Among the entries below, find the lines that hold the word "Billion" and report them.

* Data for the task *
· · · · · · ·
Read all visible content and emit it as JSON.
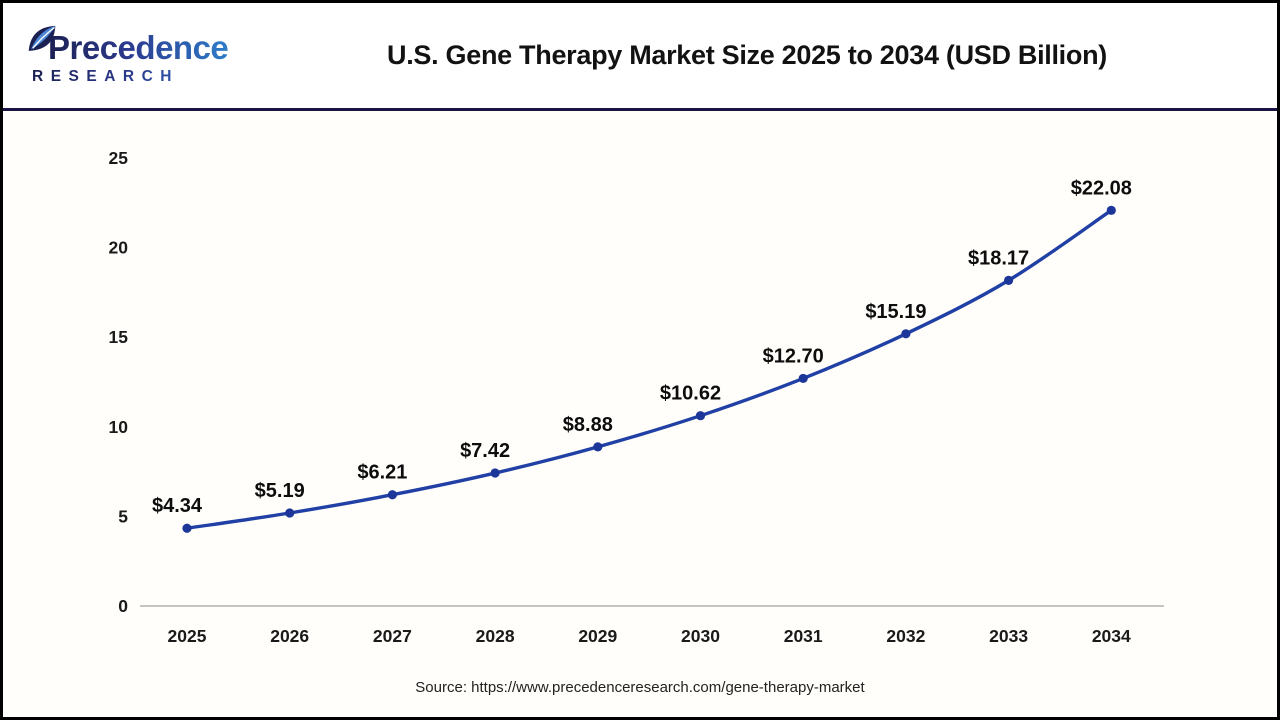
{
  "header": {
    "logo": {
      "line1": "Precedence",
      "line2": "RESEARCH"
    },
    "title": "U.S. Gene Therapy Market Size 2025 to 2034 (USD Billion)"
  },
  "chart_data": {
    "type": "line",
    "title": "U.S. Gene Therapy Market Size 2025 to 2034 (USD Billion)",
    "categories": [
      "2025",
      "2026",
      "2027",
      "2028",
      "2029",
      "2030",
      "2031",
      "2032",
      "2033",
      "2034"
    ],
    "values": [
      4.34,
      5.19,
      6.21,
      7.42,
      8.88,
      10.62,
      12.7,
      15.19,
      18.17,
      22.08
    ],
    "point_labels": [
      "$4.34",
      "$5.19",
      "$6.21",
      "$7.42",
      "$8.88",
      "$10.62",
      "$12.70",
      "$15.19",
      "$18.17",
      "$22.08"
    ],
    "xlabel": "",
    "ylabel": "",
    "ylim": [
      0,
      25
    ],
    "yticks": [
      "0",
      "5",
      "10",
      "15",
      "20",
      "25"
    ],
    "grid": false,
    "legend": "none",
    "line_color": "#2140a5",
    "marker_color": "#1d3699",
    "label_color": "#0d0d0d"
  },
  "footer": {
    "source": "Source: https://www.precedenceresearch.com/gene-therapy-market"
  },
  "colors": {
    "frame_border": "#000000",
    "header_divider": "#1a1344",
    "brand_dark": "#1c2153",
    "brand_blue": "#2e7cc9",
    "axis_line": "#c4c4c4",
    "tick_text": "#1a1a1a",
    "chart_background": "#fffefa"
  }
}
· · · · · · ·
* Exercise response *
    "title": "U.S. Gene Therapy Market Size 2025 to 2034 (USD Billion)"
    "title": "U.S. Gene Therapy Market Size 2025 to 2034 (USD Billion)",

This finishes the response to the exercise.